* YOUR GOAL *
Extract the complete listing and repeat it word for word.

---------- DATA FOR THE TASK ----------

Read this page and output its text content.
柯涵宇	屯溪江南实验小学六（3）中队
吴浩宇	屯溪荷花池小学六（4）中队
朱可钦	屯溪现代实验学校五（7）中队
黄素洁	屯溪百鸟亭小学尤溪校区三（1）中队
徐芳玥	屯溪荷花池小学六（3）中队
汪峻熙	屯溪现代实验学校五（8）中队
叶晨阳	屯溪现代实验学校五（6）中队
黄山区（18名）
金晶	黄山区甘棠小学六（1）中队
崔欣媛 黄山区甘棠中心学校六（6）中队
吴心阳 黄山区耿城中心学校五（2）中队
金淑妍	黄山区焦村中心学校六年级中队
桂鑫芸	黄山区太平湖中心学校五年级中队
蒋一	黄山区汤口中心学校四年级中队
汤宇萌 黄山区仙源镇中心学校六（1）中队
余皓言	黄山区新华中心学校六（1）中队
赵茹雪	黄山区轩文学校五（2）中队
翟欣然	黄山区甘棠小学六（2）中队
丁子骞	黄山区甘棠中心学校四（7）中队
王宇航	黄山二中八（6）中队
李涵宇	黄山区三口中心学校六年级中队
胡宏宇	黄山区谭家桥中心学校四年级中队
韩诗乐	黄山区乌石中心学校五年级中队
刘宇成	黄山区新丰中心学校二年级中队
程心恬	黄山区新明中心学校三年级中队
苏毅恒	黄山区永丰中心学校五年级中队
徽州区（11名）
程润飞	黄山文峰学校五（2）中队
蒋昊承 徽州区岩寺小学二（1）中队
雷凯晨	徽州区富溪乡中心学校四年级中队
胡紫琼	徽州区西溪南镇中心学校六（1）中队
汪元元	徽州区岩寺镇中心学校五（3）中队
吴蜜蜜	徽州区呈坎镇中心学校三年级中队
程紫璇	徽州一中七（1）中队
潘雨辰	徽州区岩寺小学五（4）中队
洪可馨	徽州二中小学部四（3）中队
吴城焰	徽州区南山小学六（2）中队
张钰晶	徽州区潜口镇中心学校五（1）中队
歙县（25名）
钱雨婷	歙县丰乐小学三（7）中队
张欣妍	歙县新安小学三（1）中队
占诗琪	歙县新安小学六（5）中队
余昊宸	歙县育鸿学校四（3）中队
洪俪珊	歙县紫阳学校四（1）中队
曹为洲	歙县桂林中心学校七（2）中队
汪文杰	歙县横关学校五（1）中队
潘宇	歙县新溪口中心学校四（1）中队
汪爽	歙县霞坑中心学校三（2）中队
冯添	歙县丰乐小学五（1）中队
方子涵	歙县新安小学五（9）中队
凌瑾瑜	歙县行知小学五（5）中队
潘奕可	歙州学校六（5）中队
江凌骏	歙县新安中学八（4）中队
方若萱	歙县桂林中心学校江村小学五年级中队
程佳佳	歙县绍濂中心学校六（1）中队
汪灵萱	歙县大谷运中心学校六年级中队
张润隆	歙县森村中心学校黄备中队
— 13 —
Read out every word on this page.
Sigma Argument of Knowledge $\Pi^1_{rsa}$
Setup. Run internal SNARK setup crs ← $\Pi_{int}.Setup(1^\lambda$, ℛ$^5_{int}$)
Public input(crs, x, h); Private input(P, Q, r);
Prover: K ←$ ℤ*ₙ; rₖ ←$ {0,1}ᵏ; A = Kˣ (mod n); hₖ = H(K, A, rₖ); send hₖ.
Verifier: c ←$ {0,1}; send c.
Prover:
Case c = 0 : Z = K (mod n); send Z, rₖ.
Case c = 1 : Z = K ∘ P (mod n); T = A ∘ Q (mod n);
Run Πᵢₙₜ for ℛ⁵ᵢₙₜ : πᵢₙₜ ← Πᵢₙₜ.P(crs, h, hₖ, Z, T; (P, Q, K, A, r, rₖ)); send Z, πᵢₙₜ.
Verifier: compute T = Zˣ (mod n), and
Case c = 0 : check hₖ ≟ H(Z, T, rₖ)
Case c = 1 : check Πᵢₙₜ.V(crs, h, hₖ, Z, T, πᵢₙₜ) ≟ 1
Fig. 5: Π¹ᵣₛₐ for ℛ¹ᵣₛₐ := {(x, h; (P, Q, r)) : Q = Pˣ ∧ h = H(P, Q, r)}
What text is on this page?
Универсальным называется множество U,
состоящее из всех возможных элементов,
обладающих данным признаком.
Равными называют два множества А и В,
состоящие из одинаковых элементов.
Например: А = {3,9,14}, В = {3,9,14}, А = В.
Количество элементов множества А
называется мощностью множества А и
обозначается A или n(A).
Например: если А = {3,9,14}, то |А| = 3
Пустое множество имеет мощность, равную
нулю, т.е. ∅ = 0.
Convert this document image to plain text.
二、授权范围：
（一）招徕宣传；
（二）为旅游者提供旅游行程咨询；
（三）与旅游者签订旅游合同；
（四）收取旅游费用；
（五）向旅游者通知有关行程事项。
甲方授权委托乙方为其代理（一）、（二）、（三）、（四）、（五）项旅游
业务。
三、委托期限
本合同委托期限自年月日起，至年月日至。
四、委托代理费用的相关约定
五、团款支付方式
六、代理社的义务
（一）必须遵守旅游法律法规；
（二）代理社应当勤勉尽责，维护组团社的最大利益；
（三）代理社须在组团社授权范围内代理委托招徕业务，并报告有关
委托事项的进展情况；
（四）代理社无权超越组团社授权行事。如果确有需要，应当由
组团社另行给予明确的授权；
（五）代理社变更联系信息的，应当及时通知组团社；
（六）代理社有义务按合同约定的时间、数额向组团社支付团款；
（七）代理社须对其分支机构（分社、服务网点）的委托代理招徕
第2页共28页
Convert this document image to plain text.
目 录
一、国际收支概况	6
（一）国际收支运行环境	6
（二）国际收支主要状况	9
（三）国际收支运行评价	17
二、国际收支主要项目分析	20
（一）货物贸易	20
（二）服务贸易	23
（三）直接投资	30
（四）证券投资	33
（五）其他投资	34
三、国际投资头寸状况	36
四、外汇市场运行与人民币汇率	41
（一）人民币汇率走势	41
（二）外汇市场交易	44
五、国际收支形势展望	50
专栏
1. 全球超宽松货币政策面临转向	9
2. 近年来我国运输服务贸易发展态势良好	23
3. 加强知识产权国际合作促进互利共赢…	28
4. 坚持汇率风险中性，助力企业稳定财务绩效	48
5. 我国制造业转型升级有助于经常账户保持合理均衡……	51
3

----------

* TASK OUTPUT *
Read this page and output its text content.
柯涵宇	屯溪江南实验小学六（3）中队
吴浩宇	屯溪荷花池小学六（4）中队
朱可钦	屯溪现代实验学校五（7）中队
黄素洁	屯溪百鸟亭小学尤溪校区三（1）中队
徐芳玥	屯溪荷花池小学六（3）中队
汪峻熙	屯溪现代实验学校五（8）中队
叶晨阳	屯溪现代实验学校五（6）中队
黄山区（18名）
金晶	黄山区甘棠小学六（1）中队
崔欣媛 黄山区甘棠中心学校六（6）中队
吴心阳 黄山区耿城中心学校五（2）中队
金淑妍	黄山区焦村中心学校六年级中队
桂鑫芸	黄山区太平湖中心学校五年级中队
蒋一	黄山区汤口中心学校四年级中队
汤宇萌 黄山区仙源镇中心学校六（1）中队
余皓言	黄山区新华中心学校六（1）中队
赵茹雪	黄山区轩文学校五（2）中队
翟欣然	黄山区甘棠小学六（2）中队
丁子骞	黄山区甘棠中心学校四（7）中队
王宇航	黄山二中八（6）中队
李涵宇	黄山区三口中心学校六年级中队
胡宏宇	黄山区谭家桥中心学校四年级中队
韩诗乐	黄山区乌石中心学校五年级中队
刘宇成	黄山区新丰中心学校二年级中队
程心恬	黄山区新明中心学校三年级中队
苏毅恒	黄山区永丰中心学校五年级中队
徽州区（11名）
程润飞	黄山文峰学校五（2）中队
蒋昊承 徽州区岩寺小学二（1）中队
雷凯晨	徽州区富溪乡中心学校四年级中队
胡紫琼	徽州区西溪南镇中心学校六（1）中队
汪元元	徽州区岩寺镇中心学校五（3）中队
吴蜜蜜	徽州区呈坎镇中心学校三年级中队
程紫璇	徽州一中七（1）中队
潘雨辰	徽州区岩寺小学五（4）中队
洪可馨	徽州二中小学部四（3）中队
吴城焰	徽州区南山小学六（2）中队
张钰晶	徽州区潜口镇中心学校五（1）中队
歙县（25名）
钱雨婷	歙县丰乐小学三（7）中队
张欣妍	歙县新安小学三（1）中队
占诗琪	歙县新安小学六（5）中队
余昊宸	歙县育鸿学校四（3）中队
洪俪珊	歙县紫阳学校四（1）中队
曹为洲	歙县桂林中心学校七（2）中队
汪文杰	歙县横关学校五（1）中队
潘宇	歙县新溪口中心学校四（1）中队
汪爽	歙县霞坑中心学校三（2）中队
冯添	歙县丰乐小学五（1）中队
方子涵	歙县新安小学五（9）中队
凌瑾瑜	歙县行知小学五（5）中队
潘奕可	歙州学校六（5）中队
江凌骏	歙县新安中学八（4）中队
方若萱	歙县桂林中心学校江村小学五年级中队
程佳佳	歙县绍濂中心学校六（1）中队
汪灵萱	歙县大谷运中心学校六年级中队
张润隆	歙县森村中心学校黄备中队
— 13 —
Read out every word on this page.
Sigma Argument of Knowledge $\Pi^1_{rsa}$
Setup. Run internal SNARK setup crs ← $\Pi_{int}.Setup(1^\lambda$, ℛ$^5_{int}$)
Public input(crs, x, h); Private input(P, Q, r);
Prover: K ←$ ℤ*ₙ; rₖ ←$ {0,1}ᵏ; A = Kˣ (mod n); hₖ = H(K, A, rₖ); send hₖ.
Verifier: c ←$ {0,1}; send c.
Prover:
Case c = 0 : Z = K (mod n); send Z, rₖ.
Case c = 1 : Z = K ∘ P (mod n); T = A ∘ Q (mod n);
Run Πᵢₙₜ for ℛ⁵ᵢₙₜ : πᵢₙₜ ← Πᵢₙₜ.P(crs, h, hₖ, Z, T; (P, Q, K, A, r, rₖ)); send Z, πᵢₙₜ.
Verifier: compute T = Zˣ (mod n), and
Case c = 0 : check hₖ ≟ H(Z, T, rₖ)
Case c = 1 : check Πᵢₙₜ.V(crs, h, hₖ, Z, T, πᵢₙₜ) ≟ 1
Fig. 5: Π¹ᵣₛₐ for ℛ¹ᵣₛₐ := {(x, h; (P, Q, r)) : Q = Pˣ ∧ h = H(P, Q, r)}
What text is on this page?
Универсальным называется множество U,
состоящее из всех возможных элементов,
обладающих данным признаком.
Равными называют два множества А и В,
состоящие из одинаковых элементов.
Например: А = {3,9,14}, В = {3,9,14}, А = В.
Количество элементов множества А
называется мощностью множества А и
обозначается A или n(A).
Например: если А = {3,9,14}, то |А| = 3
Пустое множество имеет мощность, равную
нулю, т.е. ∅ = 0.
Convert this document image to plain text.
二、授权范围：
（一）招徕宣传；
（二）为旅游者提供旅游行程咨询；
（三）与旅游者签订旅游合同；
（四）收取旅游费用；
（五）向旅游者通知有关行程事项。
甲方授权委托乙方为其代理（一）、（二）、（三）、（四）、（五）项旅游
业务。
三、委托期限
本合同委托期限自年月日起，至年月日至。
四、委托代理费用的相关约定
五、团款支付方式
六、代理社的义务
（一）必须遵守旅游法律法规；
（二）代理社应当勤勉尽责，维护组团社的最大利益；
（三）代理社须在组团社授权范围内代理委托招徕业务，并报告有关
委托事项的进展情况；
（四）代理社无权超越组团社授权行事。如果确有需要，应当由
组团社另行给予明确的授权；
（五）代理社变更联系信息的，应当及时通知组团社；
（六）代理社有义务按合同约定的时间、数额向组团社支付团款；
（七）代理社须对其分支机构（分社、服务网点）的委托代理招徕
第2页共28页
Convert this document image to plain text.
目 录
一、国际收支概况	6
（一）国际收支运行环境	6
（二）国际收支主要状况	9
（三）国际收支运行评价	17
二、国际收支主要项目分析	20
（一）货物贸易	20
（二）服务贸易	23
（三）直接投资	30
（四）证券投资	33
（五）其他投资	34
三、国际投资头寸状况	36
四、外汇市场运行与人民币汇率	41
（一）人民币汇率走势	41
（二）外汇市场交易	44
五、国际收支形势展望	50
专栏
1. 全球超宽松货币政策面临转向	9
2. 近年来我国运输服务贸易发展态势良好	23
3. 加强知识产权国际合作促进互利共赢…	28
4. 坚持汇率风险中性，助力企业稳定财务绩效	48
5. 我国制造业转型升级有助于经常账户保持合理均衡……	51
3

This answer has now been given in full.